* _The request_:
Every line with the word "Level" in it should be extracted from the data that follows.
· · · ·
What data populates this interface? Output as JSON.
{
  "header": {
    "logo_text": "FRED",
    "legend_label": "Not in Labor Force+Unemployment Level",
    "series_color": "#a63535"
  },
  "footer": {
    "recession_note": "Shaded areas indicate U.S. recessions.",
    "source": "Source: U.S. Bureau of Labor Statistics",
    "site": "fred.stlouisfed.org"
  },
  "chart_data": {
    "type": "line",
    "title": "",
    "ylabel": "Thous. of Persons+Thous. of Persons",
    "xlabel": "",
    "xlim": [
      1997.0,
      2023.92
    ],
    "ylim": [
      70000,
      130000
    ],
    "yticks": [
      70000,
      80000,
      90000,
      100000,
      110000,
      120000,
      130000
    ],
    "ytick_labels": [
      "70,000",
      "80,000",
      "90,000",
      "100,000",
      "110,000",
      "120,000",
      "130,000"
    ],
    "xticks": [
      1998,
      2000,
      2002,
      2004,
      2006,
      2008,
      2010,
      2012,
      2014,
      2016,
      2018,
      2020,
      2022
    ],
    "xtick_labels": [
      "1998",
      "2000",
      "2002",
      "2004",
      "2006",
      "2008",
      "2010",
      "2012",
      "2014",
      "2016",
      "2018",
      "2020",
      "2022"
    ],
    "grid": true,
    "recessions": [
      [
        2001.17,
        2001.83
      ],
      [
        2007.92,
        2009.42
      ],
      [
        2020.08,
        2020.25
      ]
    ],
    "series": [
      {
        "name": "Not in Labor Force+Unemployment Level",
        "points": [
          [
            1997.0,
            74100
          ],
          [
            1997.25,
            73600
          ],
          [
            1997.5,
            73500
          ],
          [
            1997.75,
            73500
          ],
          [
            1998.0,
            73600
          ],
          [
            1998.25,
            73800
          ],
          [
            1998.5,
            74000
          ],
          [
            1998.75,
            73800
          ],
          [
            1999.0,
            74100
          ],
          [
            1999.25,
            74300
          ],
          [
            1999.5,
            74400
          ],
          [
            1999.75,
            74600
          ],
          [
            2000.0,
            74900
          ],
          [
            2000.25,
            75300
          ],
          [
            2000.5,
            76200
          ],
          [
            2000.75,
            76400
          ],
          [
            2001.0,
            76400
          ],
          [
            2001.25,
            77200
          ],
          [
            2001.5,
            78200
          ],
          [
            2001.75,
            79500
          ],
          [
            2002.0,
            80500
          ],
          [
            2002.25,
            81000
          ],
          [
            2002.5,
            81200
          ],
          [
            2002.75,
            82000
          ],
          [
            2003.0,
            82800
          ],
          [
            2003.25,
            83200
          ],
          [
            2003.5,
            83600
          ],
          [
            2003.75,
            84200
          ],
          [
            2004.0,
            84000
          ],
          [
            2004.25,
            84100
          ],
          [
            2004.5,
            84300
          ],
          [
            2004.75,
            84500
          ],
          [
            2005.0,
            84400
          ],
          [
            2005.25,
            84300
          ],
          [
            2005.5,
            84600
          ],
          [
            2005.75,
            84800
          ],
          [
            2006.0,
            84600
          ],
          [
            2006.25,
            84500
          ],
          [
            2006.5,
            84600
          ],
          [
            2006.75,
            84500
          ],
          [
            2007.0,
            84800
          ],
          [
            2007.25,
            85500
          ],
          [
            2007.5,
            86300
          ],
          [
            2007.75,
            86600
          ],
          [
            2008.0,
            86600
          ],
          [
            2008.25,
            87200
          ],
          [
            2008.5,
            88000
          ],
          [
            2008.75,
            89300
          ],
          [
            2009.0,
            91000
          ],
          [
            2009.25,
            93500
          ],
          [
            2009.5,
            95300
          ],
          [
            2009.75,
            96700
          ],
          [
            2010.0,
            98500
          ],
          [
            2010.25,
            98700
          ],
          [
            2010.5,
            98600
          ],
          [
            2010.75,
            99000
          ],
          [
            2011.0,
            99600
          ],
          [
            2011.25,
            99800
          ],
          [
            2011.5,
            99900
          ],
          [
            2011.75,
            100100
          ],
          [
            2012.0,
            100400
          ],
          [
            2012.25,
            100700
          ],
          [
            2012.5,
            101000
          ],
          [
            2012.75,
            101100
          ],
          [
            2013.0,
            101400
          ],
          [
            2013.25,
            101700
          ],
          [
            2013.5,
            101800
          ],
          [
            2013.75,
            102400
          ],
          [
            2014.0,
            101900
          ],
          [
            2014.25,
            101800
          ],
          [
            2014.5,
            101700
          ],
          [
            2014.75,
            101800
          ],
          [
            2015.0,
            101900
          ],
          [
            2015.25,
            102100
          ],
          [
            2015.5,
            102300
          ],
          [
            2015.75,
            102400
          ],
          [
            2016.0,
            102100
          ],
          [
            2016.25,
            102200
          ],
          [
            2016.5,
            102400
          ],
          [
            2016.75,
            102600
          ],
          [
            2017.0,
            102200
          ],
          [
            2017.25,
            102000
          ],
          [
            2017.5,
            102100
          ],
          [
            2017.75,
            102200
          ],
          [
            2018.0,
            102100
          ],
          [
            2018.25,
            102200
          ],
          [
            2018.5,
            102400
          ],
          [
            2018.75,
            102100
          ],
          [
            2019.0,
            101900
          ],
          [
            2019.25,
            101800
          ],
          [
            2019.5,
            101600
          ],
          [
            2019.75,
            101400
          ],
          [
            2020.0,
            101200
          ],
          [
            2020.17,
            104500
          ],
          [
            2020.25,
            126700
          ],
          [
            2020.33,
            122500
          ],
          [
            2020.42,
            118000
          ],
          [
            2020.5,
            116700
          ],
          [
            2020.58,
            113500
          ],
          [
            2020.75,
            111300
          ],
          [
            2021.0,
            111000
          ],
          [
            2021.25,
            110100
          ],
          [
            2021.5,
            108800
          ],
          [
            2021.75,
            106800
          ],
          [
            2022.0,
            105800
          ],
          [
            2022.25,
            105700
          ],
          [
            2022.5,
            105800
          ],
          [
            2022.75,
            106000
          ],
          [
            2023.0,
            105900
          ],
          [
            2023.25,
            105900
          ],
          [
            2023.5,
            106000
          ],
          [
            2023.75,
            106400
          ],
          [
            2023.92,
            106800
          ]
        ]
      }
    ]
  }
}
· · · ·
* _Answer for the task_:
    "legend_label": "Not in Labor Force+Unemployment Level",
        "name": "Not in Labor Force+Unemployment Level",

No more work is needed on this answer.